Task:
The data below should be restated word for word, with every picture omitted.

Dataset rows
□ □ □ □ □

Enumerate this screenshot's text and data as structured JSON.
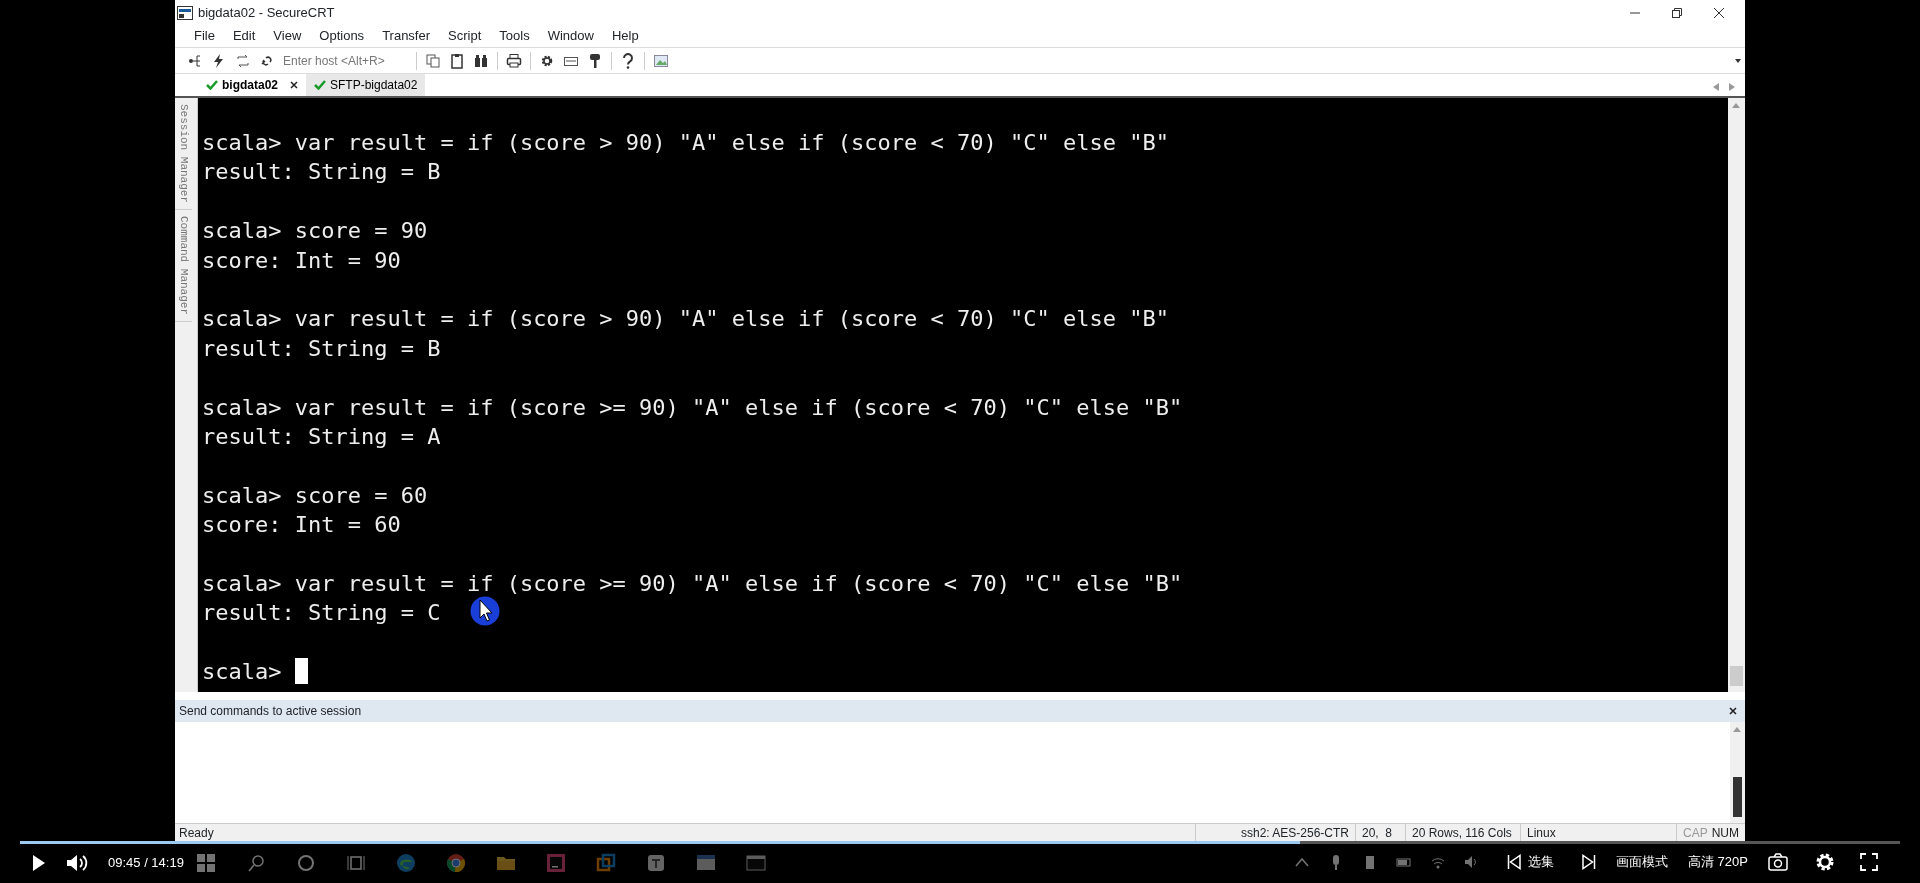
{
  "window": {
    "title": "bigdata02 - SecureCRT"
  },
  "menu": [
    "File",
    "Edit",
    "View",
    "Options",
    "Transfer",
    "Script",
    "Tools",
    "Window",
    "Help"
  ],
  "toolbar": {
    "host_placeholder": "Enter host <Alt+R>"
  },
  "side_tabs": [
    "Session Manager",
    "Command Manager"
  ],
  "tabs": [
    {
      "label": "bigdata02",
      "selected": true,
      "closable": true
    },
    {
      "label": "SFTP-bigdata02",
      "selected": false,
      "closable": false
    }
  ],
  "terminal": {
    "entries": [
      {
        "input": "scala> var result = if (score > 90) \"A\" else if (score < 70) \"C\" else \"B\"",
        "output": "result: String = B"
      },
      {
        "input": "scala> score = 90",
        "output": "score: Int = 90"
      },
      {
        "input": "scala> var result = if (score > 90) \"A\" else if (score < 70) \"C\" else \"B\"",
        "output": "result: String = B"
      },
      {
        "input": "scala> var result = if (score >= 90) \"A\" else if (score < 70) \"C\" else \"B\"",
        "output": "result: String = A"
      },
      {
        "input": "scala> score = 60",
        "output": "score: Int = 60"
      },
      {
        "input": "scala> var result = if (score >= 90) \"A\" else if (score < 70) \"C\" else \"B\"",
        "output": "result: String = C"
      },
      {
        "input": "scala>",
        "cursor": true
      }
    ]
  },
  "command_pane": {
    "title": "Send commands to active session"
  },
  "status_bar": {
    "status": "Ready",
    "cells": [
      "ssh2: AES-256-CTR",
      "20,  8",
      "20 Rows, 116 Cols",
      "Linux"
    ],
    "locks": [
      {
        "label": "CAP",
        "on": false
      },
      {
        "label": "NUM",
        "on": true
      }
    ]
  },
  "player": {
    "level": 0.681,
    "time": "09:45 / 14:19",
    "episodes": "选集",
    "mode": "画面模式",
    "quality": "高清 720P"
  }
}
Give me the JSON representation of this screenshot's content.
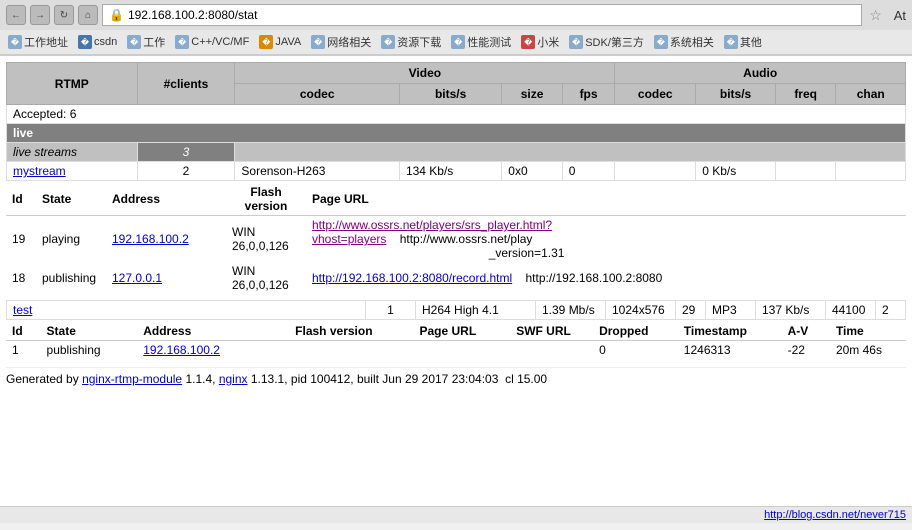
{
  "browser": {
    "address": "192.168.100.2:8080/stat",
    "back_label": "←",
    "forward_label": "→",
    "refresh_label": "↻",
    "home_label": "⌂",
    "star_label": "☆",
    "at_label": "At"
  },
  "bookmarks": [
    {
      "label": "工作地址",
      "icon_type": "folder"
    },
    {
      "label": "csdn",
      "icon_type": "blue"
    },
    {
      "label": "工作",
      "icon_type": "folder"
    },
    {
      "label": "C++/VC/MF",
      "icon_type": "folder"
    },
    {
      "label": "JAVA",
      "icon_type": "orange"
    },
    {
      "label": "网络相关",
      "icon_type": "folder"
    },
    {
      "label": "资源下载",
      "icon_type": "folder"
    },
    {
      "label": "性能测试",
      "icon_type": "folder"
    },
    {
      "label": "小米",
      "icon_type": "red"
    },
    {
      "label": "SDK/第三方",
      "icon_type": "folder"
    },
    {
      "label": "系统相关",
      "icon_type": "folder"
    },
    {
      "label": "其他",
      "icon_type": "folder"
    }
  ],
  "table": {
    "headers": {
      "rtmp": "RTMP",
      "clients": "#clients",
      "video": "Video",
      "audio": "Audio",
      "codec": "codec",
      "bitrate": "bits/s",
      "size": "size",
      "fps": "fps",
      "audio_codec": "codec",
      "audio_bitrate": "bits/s",
      "freq": "freq",
      "chan": "chan"
    },
    "accepted": "Accepted: 6",
    "live_label": "live",
    "live_streams_label": "live streams",
    "live_streams_count": "3",
    "mystream": {
      "name": "mystream",
      "clients": "2",
      "codec": "Sorenson-H263",
      "bitrate": "134 Kb/s",
      "size": "0x0",
      "fps": "0",
      "audio_bitrate": "0 Kb/s"
    },
    "mystream_clients": {
      "headers": {
        "id": "Id",
        "state": "State",
        "address": "Address",
        "flash_version": "Flash\nversion",
        "page_url": "Page URL"
      },
      "rows": [
        {
          "id": "19",
          "state": "playing",
          "address": "192.168.100.2",
          "flash": "WIN\n26,0,0,126",
          "page_url": "http://www.ossrs.net/players/srs_player.html?\nvhost=players",
          "swf_url": "http://www.ossrs.net/play\n_version=1.31"
        },
        {
          "id": "18",
          "state": "publishing",
          "address": "127.0.0.1",
          "flash": "WIN\n26,0,0,126",
          "page_url": "http://192.168.100.2:8080/record.html",
          "swf_url": "http://192.168.100.2:8080"
        }
      ]
    },
    "test": {
      "name": "test",
      "clients": "1",
      "video_codec": "H264",
      "video_profile": "High",
      "video_level": "4.1",
      "bitrate": "1.39 Mb/s",
      "size": "1024x576",
      "fps": "29",
      "audio_codec": "MP3",
      "audio_bitrate": "137 Kb/s",
      "freq": "44100",
      "chan": "2"
    },
    "test_clients": {
      "headers": {
        "id": "Id",
        "state": "State",
        "address": "Address",
        "flash_version": "Flash version",
        "page_url": "Page URL",
        "swf_url": "SWF URL",
        "dropped": "Dropped",
        "timestamp": "Timestamp",
        "av": "A-V",
        "time": "Time"
      },
      "rows": [
        {
          "id": "1",
          "state": "publishing",
          "address": "192.168.100.2",
          "flash": "",
          "page_url": "",
          "swf_url": "",
          "dropped": "0",
          "timestamp": "1246313",
          "av": "-22",
          "time": "20m 46s"
        }
      ]
    }
  },
  "footer": {
    "generated": "Generated by",
    "module_link": "nginx-rtmp-module",
    "version": "1.1.4,",
    "nginx_link": "nginx",
    "nginx_version": "1.13.1, pid 100412, built Jun 29 2017 23:04:03",
    "cl": "cl 15.00"
  },
  "status_bar": {
    "url": "http://blog.csdn.net/never715"
  }
}
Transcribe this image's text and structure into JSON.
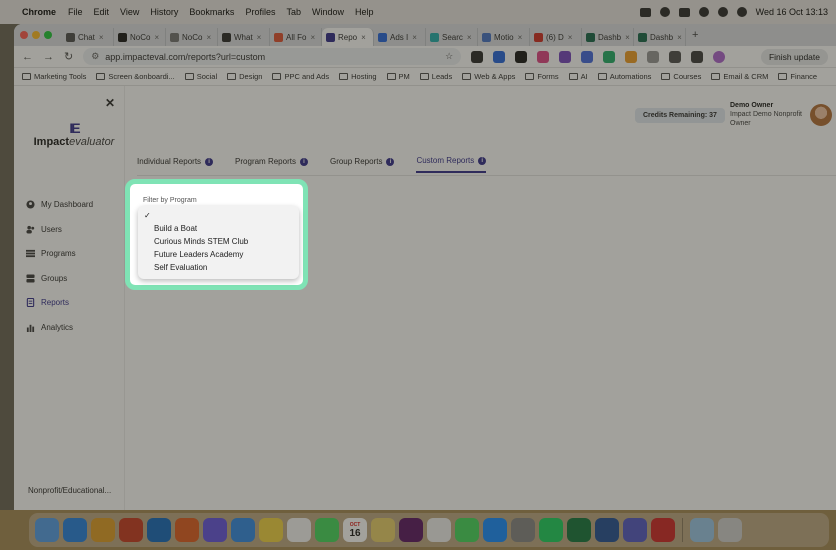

□ □ □ □ □

Complete answer:
Enumerate this screenshot's text and data as structured JSON.
{
  "window": {
    "title": "bigdata02 - SecureCRT"
  },
  "menu": [
    "File",
    "Edit",
    "View",
    "Options",
    "Transfer",
    "Script",
    "Tools",
    "Window",
    "Help"
  ],
  "toolbar": {
    "host_placeholder": "Enter host <Alt+R>"
  },
  "side_tabs": [
    "Session Manager",
    "Command Manager"
  ],
  "tabs": [
    {
      "label": "bigdata02",
      "selected": true,
      "closable": true
    },
    {
      "label": "SFTP-bigdata02",
      "selected": false,
      "closable": false
    }
  ],
  "terminal": {
    "entries": [
      {
        "input": "scala> var result = if (score > 90) \"A\" else if (score < 70) \"C\" else \"B\"",
        "output": "result: String = B"
      },
      {
        "input": "scala> score = 90",
        "output": "score: Int = 90"
      },
      {
        "input": "scala> var result = if (score > 90) \"A\" else if (score < 70) \"C\" else \"B\"",
        "output": "result: String = B"
      },
      {
        "input": "scala> var result = if (score >= 90) \"A\" else if (score < 70) \"C\" else \"B\"",
        "output": "result: String = A"
      },
      {
        "input": "scala> score = 60",
        "output": "score: Int = 60"
      },
      {
        "input": "scala> var result = if (score >= 90) \"A\" else if (score < 70) \"C\" else \"B\"",
        "output": "result: String = C"
      },
      {
        "input": "scala>",
        "cursor": true
      }
    ]
  },
  "command_pane": {
    "title": "Send commands to active session"
  },
  "status_bar": {
    "status": "Ready",
    "cells": [
      "ssh2: AES-256-CTR",
      "20,  8",
      "20 Rows, 116 Cols",
      "Linux"
    ],
    "locks": [
      {
        "label": "CAP",
        "on": false
      },
      {
        "label": "NUM",
        "on": true
      }
    ]
  },
  "player": {
    "level": 0.681,
    "time": "09:45 / 14:19",
    "episodes": "选集",
    "mode": "画面模式",
    "quality": "高清 720P"
  }
}
Give me the JSON representation of this screenshot's content.
{
  "browser": {
    "address": "192.168.100.2:8080/stat",
    "back_label": "←",
    "forward_label": "→",
    "refresh_label": "↻",
    "home_label": "⌂",
    "star_label": "☆",
    "at_label": "At"
  },
  "bookmarks": [
    {
      "label": "工作地址",
      "icon_type": "folder"
    },
    {
      "label": "csdn",
      "icon_type": "blue"
    },
    {
      "label": "工作",
      "icon_type": "folder"
    },
    {
      "label": "C++/VC/MF",
      "icon_type": "folder"
    },
    {
      "label": "JAVA",
      "icon_type": "orange"
    },
    {
      "label": "网络相关",
      "icon_type": "folder"
    },
    {
      "label": "资源下载",
      "icon_type": "folder"
    },
    {
      "label": "性能测试",
      "icon_type": "folder"
    },
    {
      "label": "小米",
      "icon_type": "red"
    },
    {
      "label": "SDK/第三方",
      "icon_type": "folder"
    },
    {
      "label": "系统相关",
      "icon_type": "folder"
    },
    {
      "label": "其他",
      "icon_type": "folder"
    }
  ],
  "table": {
    "headers": {
      "rtmp": "RTMP",
      "clients": "#clients",
      "video": "Video",
      "audio": "Audio",
      "codec": "codec",
      "bitrate": "bits/s",
      "size": "size",
      "fps": "fps",
      "audio_codec": "codec",
      "audio_bitrate": "bits/s",
      "freq": "freq",
      "chan": "chan"
    },
    "accepted": "Accepted: 6",
    "live_label": "live",
    "live_streams_label": "live streams",
    "live_streams_count": "3",
    "mystream": {
      "name": "mystream",
      "clients": "2",
      "codec": "Sorenson-H263",
      "bitrate": "134 Kb/s",
      "size": "0x0",
      "fps": "0",
      "audio_bitrate": "0 Kb/s"
    },
    "mystream_clients": {
      "headers": {
        "id": "Id",
        "state": "State",
        "address": "Address",
        "flash_version": "Flash\nversion",
        "page_url": "Page URL"
      },
      "rows": [
        {
          "id": "19",
          "state": "playing",
          "address": "192.168.100.2",
          "flash": "WIN\n26,0,0,126",
          "page_url": "http://www.ossrs.net/players/srs_player.html?\nvhost=players",
          "swf_url": "http://www.ossrs.net/play\n_version=1.31"
        },
        {
          "id": "18",
          "state": "publishing",
          "address": "127.0.0.1",
          "flash": "WIN\n26,0,0,126",
          "page_url": "http://192.168.100.2:8080/record.html",
          "swf_url": "http://192.168.100.2:8080"
        }
      ]
    },
    "test": {
      "name": "test",
      "clients": "1",
      "video_codec": "H264",
      "video_profile": "High",
      "video_level": "4.1",
      "bitrate": "1.39 Mb/s",
      "size": "1024x576",
      "fps": "29",
      "audio_codec": "MP3",
      "audio_bitrate": "137 Kb/s",
      "freq": "44100",
      "chan": "2"
    },
    "test_clients": {
      "headers": {
        "id": "Id",
        "state": "State",
        "address": "Address",
        "flash_version": "Flash version",
        "page_url": "Page URL",
        "swf_url": "SWF URL",
        "dropped": "Dropped",
        "timestamp": "Timestamp",
        "av": "A-V",
        "time": "Time"
      },
      "rows": [
        {
          "id": "1",
          "state": "publishing",
          "address": "192.168.100.2",
          "flash": "",
          "page_url": "",
          "swf_url": "",
          "dropped": "0",
          "timestamp": "1246313",
          "av": "-22",
          "time": "20m 46s"
        }
      ]
    }
  },
  "footer": {
    "generated": "Generated by",
    "module_link": "nginx-rtmp-module",
    "version": "1.1.4,",
    "nginx_link": "nginx",
    "nginx_version": "1.13.1, pid 100412, built Jun 29 2017 23:04:03",
    "cl": "cl 15.00"
  },
  "status_bar": {
    "url": "http://blog.csdn.net/never715"
  }
}
Transcribe this image's text and structure into JSON.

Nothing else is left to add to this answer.